MATERIAL TO PROCESS:

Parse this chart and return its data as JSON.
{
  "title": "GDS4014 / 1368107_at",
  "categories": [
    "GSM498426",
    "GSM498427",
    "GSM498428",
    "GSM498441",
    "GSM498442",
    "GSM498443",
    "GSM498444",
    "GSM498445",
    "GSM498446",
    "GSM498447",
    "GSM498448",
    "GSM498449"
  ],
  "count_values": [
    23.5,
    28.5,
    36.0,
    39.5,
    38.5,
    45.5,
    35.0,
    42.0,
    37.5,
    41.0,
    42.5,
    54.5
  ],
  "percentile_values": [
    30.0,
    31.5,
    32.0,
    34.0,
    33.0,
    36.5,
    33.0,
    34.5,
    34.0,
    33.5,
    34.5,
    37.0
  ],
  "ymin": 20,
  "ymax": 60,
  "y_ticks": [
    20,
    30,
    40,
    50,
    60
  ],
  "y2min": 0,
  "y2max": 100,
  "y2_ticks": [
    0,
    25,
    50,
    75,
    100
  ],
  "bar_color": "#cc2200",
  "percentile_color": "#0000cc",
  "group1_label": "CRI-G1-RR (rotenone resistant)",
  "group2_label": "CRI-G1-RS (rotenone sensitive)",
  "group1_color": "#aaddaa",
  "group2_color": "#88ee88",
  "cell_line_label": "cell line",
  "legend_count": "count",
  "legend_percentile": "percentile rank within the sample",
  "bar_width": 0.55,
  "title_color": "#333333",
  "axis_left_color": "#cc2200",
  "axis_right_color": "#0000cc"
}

OBJECTIVE: Copy out each line of the data where the string "rotenone" appears.

SOLUTION FOR THIS PROBLEM:
  "group1_label": "CRI-G1-RR (rotenone resistant)",
  "group2_label": "CRI-G1-RS (rotenone sensitive)",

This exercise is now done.